■ Dataset entries ■

****************************************

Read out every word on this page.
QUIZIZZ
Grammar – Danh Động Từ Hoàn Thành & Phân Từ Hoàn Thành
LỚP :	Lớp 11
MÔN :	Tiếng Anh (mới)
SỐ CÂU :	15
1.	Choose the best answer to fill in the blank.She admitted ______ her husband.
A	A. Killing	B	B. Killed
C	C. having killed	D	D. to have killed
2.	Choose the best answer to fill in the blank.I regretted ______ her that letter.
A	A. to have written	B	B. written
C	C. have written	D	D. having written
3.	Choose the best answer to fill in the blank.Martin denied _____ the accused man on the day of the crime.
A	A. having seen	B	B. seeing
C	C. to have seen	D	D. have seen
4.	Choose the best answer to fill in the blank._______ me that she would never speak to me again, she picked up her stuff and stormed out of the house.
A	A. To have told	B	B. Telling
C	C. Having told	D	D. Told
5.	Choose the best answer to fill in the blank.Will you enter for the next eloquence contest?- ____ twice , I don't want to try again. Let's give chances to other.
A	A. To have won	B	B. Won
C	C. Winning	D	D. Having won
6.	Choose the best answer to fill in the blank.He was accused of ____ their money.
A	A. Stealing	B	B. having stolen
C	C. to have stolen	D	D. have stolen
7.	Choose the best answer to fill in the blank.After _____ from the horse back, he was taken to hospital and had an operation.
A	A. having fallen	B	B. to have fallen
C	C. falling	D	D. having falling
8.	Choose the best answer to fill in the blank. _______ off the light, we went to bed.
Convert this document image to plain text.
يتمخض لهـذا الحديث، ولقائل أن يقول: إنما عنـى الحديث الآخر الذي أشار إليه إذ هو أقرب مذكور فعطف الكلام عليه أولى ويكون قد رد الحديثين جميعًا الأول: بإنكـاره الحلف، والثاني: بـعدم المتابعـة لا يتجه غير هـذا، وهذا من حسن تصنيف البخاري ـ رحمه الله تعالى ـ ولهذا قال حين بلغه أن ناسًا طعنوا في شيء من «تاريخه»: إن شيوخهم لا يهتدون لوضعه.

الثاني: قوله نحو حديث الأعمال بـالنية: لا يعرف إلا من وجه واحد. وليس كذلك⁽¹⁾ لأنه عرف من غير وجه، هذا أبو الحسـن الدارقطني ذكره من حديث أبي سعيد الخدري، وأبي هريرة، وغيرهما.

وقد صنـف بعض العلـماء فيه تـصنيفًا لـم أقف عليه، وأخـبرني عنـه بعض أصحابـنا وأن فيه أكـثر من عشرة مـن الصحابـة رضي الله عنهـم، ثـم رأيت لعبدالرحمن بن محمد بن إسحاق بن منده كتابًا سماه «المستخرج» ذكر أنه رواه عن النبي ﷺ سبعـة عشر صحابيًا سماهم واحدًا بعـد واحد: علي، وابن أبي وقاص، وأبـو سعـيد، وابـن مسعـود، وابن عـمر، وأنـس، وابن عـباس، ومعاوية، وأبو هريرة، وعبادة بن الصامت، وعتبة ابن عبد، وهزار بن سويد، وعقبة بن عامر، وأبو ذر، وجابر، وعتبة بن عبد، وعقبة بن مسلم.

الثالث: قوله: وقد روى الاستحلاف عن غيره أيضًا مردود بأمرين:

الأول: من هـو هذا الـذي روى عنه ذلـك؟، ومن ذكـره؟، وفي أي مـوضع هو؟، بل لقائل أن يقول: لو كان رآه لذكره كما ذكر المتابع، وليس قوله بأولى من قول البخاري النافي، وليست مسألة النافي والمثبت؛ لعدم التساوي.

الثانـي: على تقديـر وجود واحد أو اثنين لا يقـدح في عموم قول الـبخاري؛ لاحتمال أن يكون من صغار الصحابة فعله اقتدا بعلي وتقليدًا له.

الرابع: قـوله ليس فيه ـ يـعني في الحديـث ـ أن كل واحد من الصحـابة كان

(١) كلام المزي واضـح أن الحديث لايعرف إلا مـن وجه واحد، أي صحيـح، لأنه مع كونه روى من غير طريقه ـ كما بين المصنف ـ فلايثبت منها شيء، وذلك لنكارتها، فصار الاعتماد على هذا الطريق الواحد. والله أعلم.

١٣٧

****************************************

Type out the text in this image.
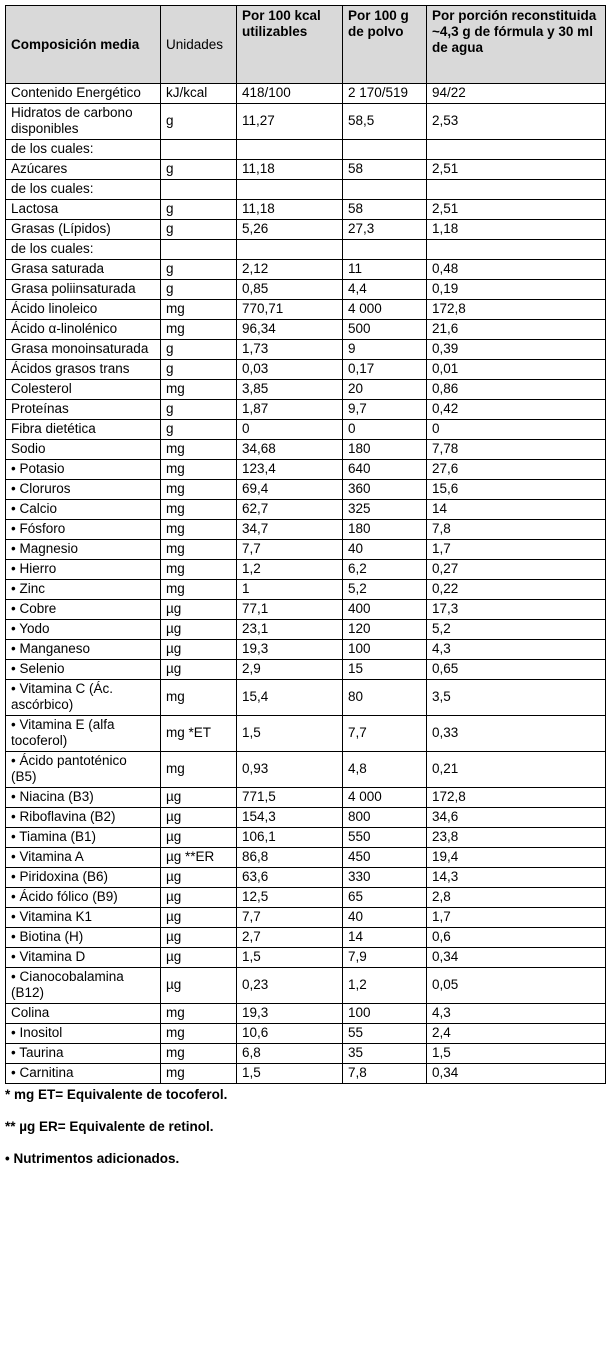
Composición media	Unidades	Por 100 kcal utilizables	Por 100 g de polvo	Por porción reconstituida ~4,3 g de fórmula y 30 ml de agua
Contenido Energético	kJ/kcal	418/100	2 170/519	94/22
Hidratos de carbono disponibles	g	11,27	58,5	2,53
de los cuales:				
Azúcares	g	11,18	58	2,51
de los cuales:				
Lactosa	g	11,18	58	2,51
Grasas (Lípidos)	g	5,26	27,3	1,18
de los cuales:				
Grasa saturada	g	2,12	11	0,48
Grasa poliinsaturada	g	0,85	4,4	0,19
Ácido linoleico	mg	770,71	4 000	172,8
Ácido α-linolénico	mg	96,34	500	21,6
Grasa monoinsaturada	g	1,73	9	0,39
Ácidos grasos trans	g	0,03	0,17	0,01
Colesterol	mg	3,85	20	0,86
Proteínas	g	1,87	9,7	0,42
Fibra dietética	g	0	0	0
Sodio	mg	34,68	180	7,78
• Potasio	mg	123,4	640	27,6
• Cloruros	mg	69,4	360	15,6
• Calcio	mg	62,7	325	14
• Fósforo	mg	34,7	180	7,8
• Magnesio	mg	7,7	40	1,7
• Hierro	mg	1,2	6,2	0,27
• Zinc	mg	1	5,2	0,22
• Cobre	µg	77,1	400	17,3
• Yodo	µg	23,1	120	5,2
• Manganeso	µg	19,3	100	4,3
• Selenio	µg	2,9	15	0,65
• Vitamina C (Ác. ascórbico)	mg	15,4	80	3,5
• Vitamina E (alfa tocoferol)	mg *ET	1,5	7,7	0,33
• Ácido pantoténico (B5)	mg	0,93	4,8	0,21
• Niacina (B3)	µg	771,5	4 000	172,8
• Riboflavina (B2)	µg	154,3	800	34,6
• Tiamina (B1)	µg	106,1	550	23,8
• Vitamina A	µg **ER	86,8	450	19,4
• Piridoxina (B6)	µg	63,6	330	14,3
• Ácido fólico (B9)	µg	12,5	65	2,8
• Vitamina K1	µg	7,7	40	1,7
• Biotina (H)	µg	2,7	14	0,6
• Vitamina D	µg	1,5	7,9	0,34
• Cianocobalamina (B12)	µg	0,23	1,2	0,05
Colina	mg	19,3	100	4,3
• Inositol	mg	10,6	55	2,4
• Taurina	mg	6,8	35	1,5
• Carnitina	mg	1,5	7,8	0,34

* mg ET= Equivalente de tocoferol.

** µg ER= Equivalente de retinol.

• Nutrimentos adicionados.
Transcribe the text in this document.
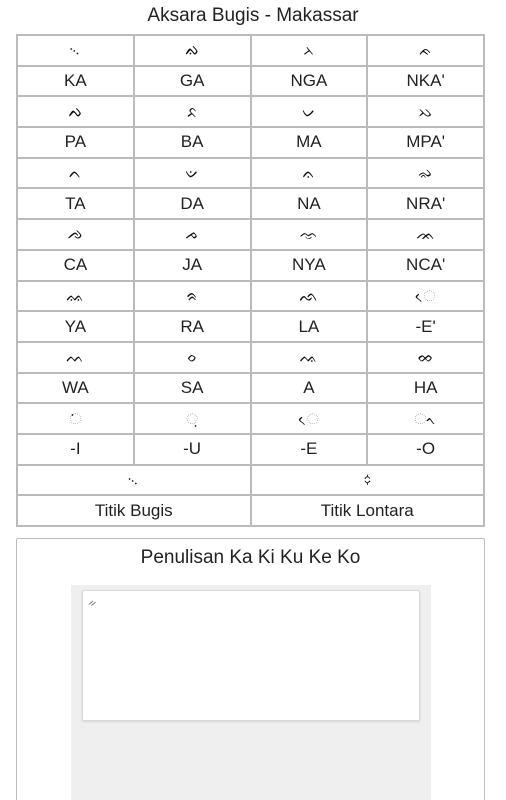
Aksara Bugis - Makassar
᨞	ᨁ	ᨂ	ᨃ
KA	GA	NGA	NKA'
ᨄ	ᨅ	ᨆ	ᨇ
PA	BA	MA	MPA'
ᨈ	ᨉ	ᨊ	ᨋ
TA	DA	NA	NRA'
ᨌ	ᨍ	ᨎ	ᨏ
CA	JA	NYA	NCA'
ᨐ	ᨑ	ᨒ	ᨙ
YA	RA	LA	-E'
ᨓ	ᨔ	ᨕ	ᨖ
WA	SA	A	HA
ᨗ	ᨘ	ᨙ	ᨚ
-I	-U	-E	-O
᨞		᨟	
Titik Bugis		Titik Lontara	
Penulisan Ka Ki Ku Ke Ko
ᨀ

****************************************

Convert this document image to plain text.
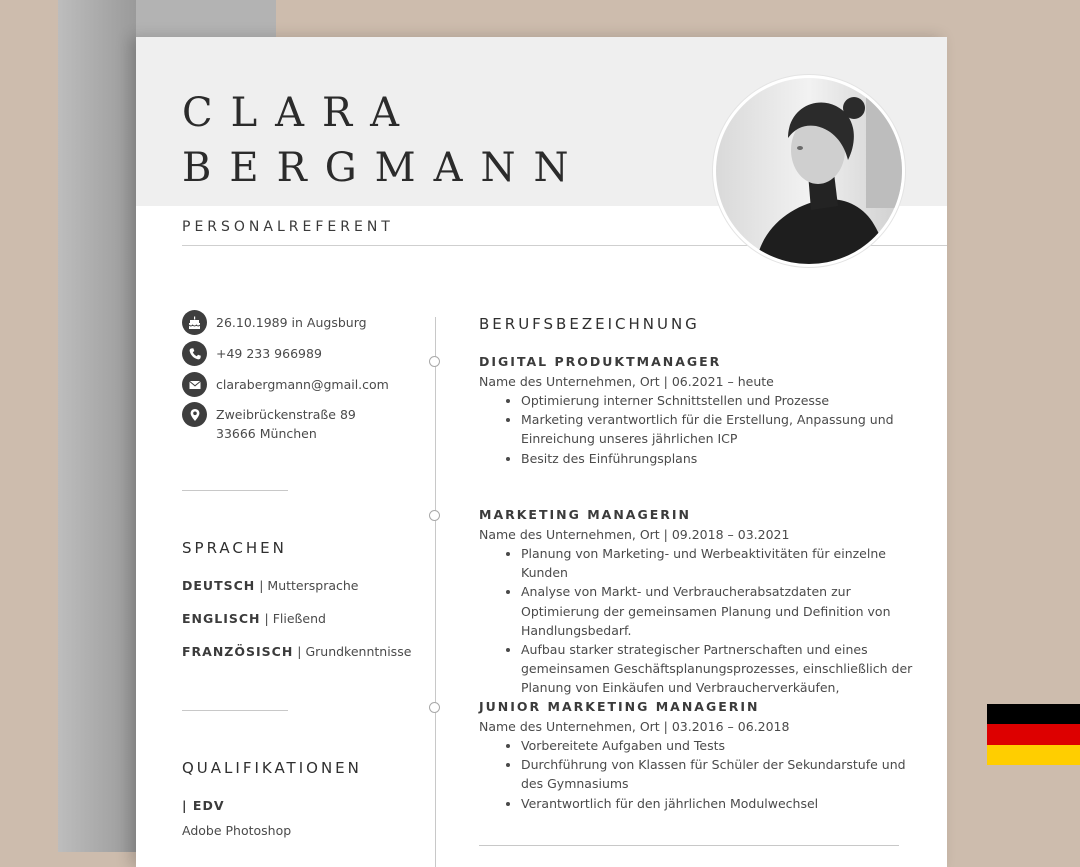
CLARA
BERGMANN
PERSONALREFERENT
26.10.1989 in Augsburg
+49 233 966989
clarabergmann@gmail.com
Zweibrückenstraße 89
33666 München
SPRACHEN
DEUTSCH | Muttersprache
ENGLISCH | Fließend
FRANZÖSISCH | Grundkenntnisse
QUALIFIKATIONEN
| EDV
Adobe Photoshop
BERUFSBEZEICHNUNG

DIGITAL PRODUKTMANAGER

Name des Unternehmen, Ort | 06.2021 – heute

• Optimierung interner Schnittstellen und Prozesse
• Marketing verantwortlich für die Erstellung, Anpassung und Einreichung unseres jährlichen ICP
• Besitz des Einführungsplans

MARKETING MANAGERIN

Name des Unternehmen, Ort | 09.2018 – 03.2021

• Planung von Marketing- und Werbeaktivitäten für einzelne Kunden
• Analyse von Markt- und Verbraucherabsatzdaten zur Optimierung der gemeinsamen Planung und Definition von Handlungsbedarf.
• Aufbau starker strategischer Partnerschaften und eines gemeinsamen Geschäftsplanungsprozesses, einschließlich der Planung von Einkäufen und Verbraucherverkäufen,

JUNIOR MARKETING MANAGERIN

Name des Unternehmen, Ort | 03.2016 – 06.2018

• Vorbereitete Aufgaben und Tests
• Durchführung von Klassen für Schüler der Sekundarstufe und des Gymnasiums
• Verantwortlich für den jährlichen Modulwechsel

****************************************

■ WHAT IS REQUIRED ■
Show every line from the entries above in which the word "Vitamina" appears.

■ THE REPLY ■
• Vitamina C (Ác. ascórbico)	mg	15,4	80	3,5
• Vitamina E (alfa tocoferol)	mg *ET	1,5	7,7	0,33
• Vitamina A	µg **ER	86,8	450	19,4
• Vitamina K1	µg	7,7	40	1,7
• Vitamina D	µg	1,5	7,9	0,34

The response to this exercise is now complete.